Extracts from a graphics dataset -

· · · ·

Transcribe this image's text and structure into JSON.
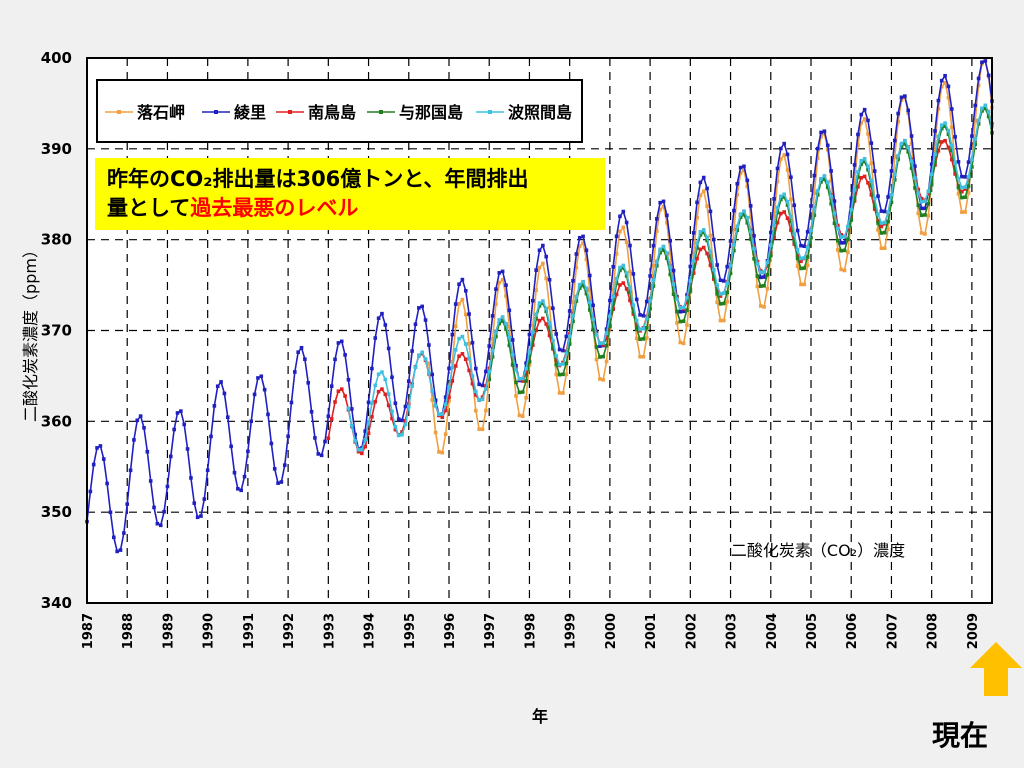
{
  "callout": {
    "line1": "昨年のCO₂排出量は306億トンと、年間排出",
    "line2_prefix": "量として",
    "line2_highlight": "過去最悪のレベル"
  },
  "now_label": "現在",
  "chart_data": {
    "type": "line",
    "title": "二酸化炭素（CO₂）濃度",
    "xlabel": "年",
    "ylabel": "二酸化炭素濃度（ppm）",
    "ylim": [
      340,
      400
    ],
    "yticks": [
      340,
      350,
      360,
      370,
      380,
      390,
      400
    ],
    "xticks": [
      "1987",
      "1988",
      "1989",
      "1990",
      "1991",
      "1992",
      "1993",
      "1994",
      "1995",
      "1996",
      "1997",
      "1998",
      "1999",
      "2000",
      "2001",
      "2002",
      "2003",
      "2004",
      "2005",
      "2006",
      "2007",
      "2008",
      "2009"
    ],
    "xlim": [
      1987,
      2009.5
    ],
    "grid": true,
    "legend_position": "top-left",
    "series": [
      {
        "name": "落石岬",
        "color": "#f0a040",
        "marker": "*",
        "start": 1995.5,
        "end": 2009.5,
        "base": 364.0,
        "trend": 2.0,
        "amp": 8.0,
        "offset": 0.3
      },
      {
        "name": "綾里",
        "color": "#2020c0",
        "marker": "+",
        "start": 1987.0,
        "end": 2009.5,
        "base": 351.0,
        "trend": 1.9,
        "amp": 6.5,
        "offset": 0.8
      },
      {
        "name": "南鳥島",
        "color": "#e02020",
        "marker": "+",
        "start": 1993.0,
        "end": 2009.5,
        "base": 358.5,
        "trend": 1.95,
        "amp": 3.5,
        "offset": -1.0
      },
      {
        "name": "与那国島",
        "color": "#208020",
        "marker": "+",
        "start": 1997.0,
        "end": 2009.5,
        "base": 366.0,
        "trend": 1.95,
        "amp": 4.5,
        "offset": 0.0
      },
      {
        "name": "波照間島",
        "color": "#40c0e0",
        "marker": "*",
        "start": 1993.5,
        "end": 2009.5,
        "base": 360.0,
        "trend": 1.95,
        "amp": 4.0,
        "offset": 0.2
      }
    ]
  }
}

· · · ·

Your goal -
Exclude the pictures, and transcribe all of the material exactly.

Exercise answer -
Transcribe this image's text and structure into JSON.
{
  "callout": {
    "line1": "昨年のCO₂排出量は306億トンと、年間排出",
    "line2_prefix": "量として",
    "line2_highlight": "過去最悪のレベル"
  },
  "now_label": "現在",
  "chart_data": {
    "type": "line",
    "title": "二酸化炭素（CO₂）濃度",
    "xlabel": "年",
    "ylabel": "二酸化炭素濃度（ppm）",
    "ylim": [
      340,
      400
    ],
    "yticks": [
      340,
      350,
      360,
      370,
      380,
      390,
      400
    ],
    "xticks": [
      "1987",
      "1988",
      "1989",
      "1990",
      "1991",
      "1992",
      "1993",
      "1994",
      "1995",
      "1996",
      "1997",
      "1998",
      "1999",
      "2000",
      "2001",
      "2002",
      "2003",
      "2004",
      "2005",
      "2006",
      "2007",
      "2008",
      "2009"
    ],
    "xlim": [
      1987,
      2009.5
    ],
    "grid": true,
    "legend_position": "top-left",
    "series": [
      {
        "name": "落石岬",
        "color": "#f0a040",
        "marker": "*",
        "start": 1995.5,
        "end": 2009.5,
        "base": 364.0,
        "trend": 2.0,
        "amp": 8.0,
        "offset": 0.3
      },
      {
        "name": "綾里",
        "color": "#2020c0",
        "marker": "+",
        "start": 1987.0,
        "end": 2009.5,
        "base": 351.0,
        "trend": 1.9,
        "amp": 6.5,
        "offset": 0.8
      },
      {
        "name": "南鳥島",
        "color": "#e02020",
        "marker": "+",
        "start": 1993.0,
        "end": 2009.5,
        "base": 358.5,
        "trend": 1.95,
        "amp": 3.5,
        "offset": -1.0
      },
      {
        "name": "与那国島",
        "color": "#208020",
        "marker": "+",
        "start": 1997.0,
        "end": 2009.5,
        "base": 366.0,
        "trend": 1.95,
        "amp": 4.5,
        "offset": 0.0
      },
      {
        "name": "波照間島",
        "color": "#40c0e0",
        "marker": "*",
        "start": 1993.5,
        "end": 2009.5,
        "base": 360.0,
        "trend": 1.95,
        "amp": 4.0,
        "offset": 0.2
      }
    ]
  }
}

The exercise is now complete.